### DATA TO USE ###
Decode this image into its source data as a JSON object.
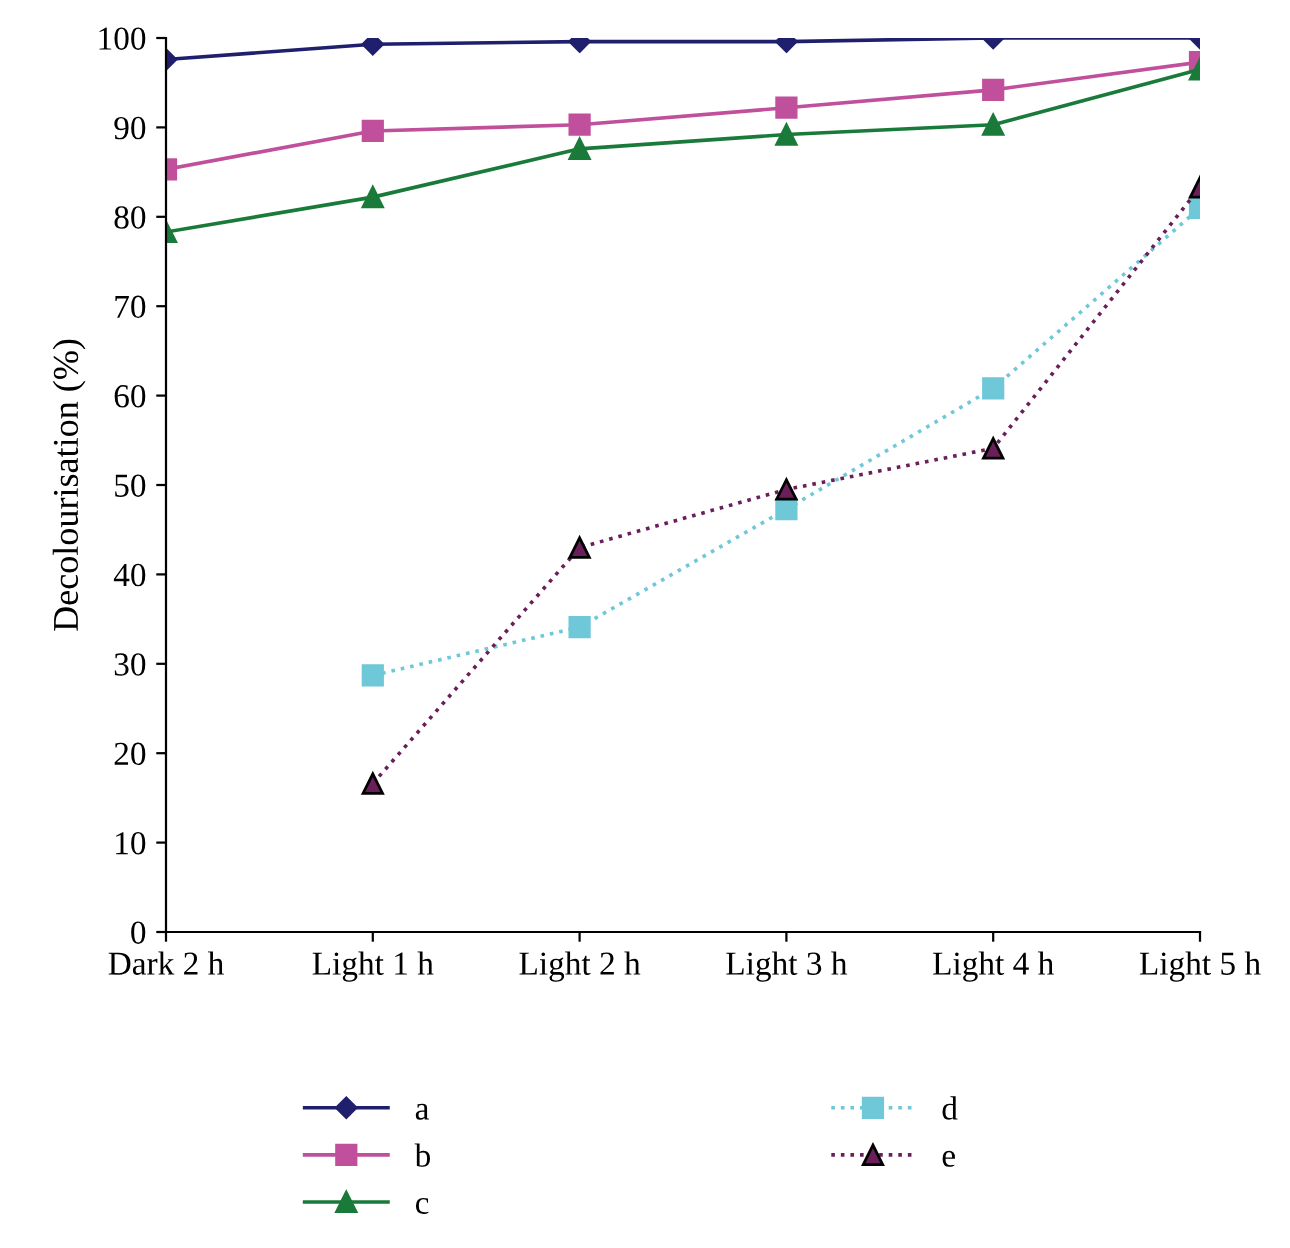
{
  "chart_data": {
    "type": "line",
    "ylabel": "Decolourisation (%)",
    "categories": [
      "Dark 2 h",
      "Light 1 h",
      "Light 2 h",
      "Light 3 h",
      "Light 4 h",
      "Light 5 h"
    ],
    "series": [
      {
        "name": "a",
        "color": "#1f1f6e",
        "marker": "diamond",
        "line_style": "solid",
        "values": [
          97.6,
          99.3,
          99.6,
          99.6,
          100,
          100
        ]
      },
      {
        "name": "b",
        "color": "#c0509c",
        "marker": "square",
        "line_style": "solid",
        "values": [
          85.3,
          89.6,
          90.3,
          92.2,
          94.2,
          97.3
        ]
      },
      {
        "name": "c",
        "color": "#1a7a3a",
        "marker": "triangle",
        "line_style": "solid",
        "values": [
          78.3,
          82.2,
          87.6,
          89.2,
          90.3,
          96.5
        ]
      },
      {
        "name": "d",
        "color": "#6fc8d8",
        "marker": "square",
        "line_style": "dotted",
        "values": [
          null,
          28.7,
          34.1,
          47.3,
          60.8,
          81.0
        ]
      },
      {
        "name": "e",
        "color": "#6a1f5a",
        "marker": "triangle",
        "line_style": "dotted",
        "values": [
          null,
          16.6,
          43.0,
          49.5,
          54.1,
          83.3
        ]
      }
    ],
    "ylim": [
      0,
      100
    ],
    "yticks": [
      0,
      10,
      20,
      30,
      40,
      50,
      60,
      70,
      80,
      90,
      100
    ],
    "grid": false,
    "legend": "bottom"
  }
}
###
### [DIRECTION]
Copy all lines from the material that hold "color".

### [CORRECT OUTPUT]
        "color": "#1f1f6e",
        "color": "#c0509c",
        "color": "#1a7a3a",
        "color": "#6fc8d8",
        "color": "#6a1f5a",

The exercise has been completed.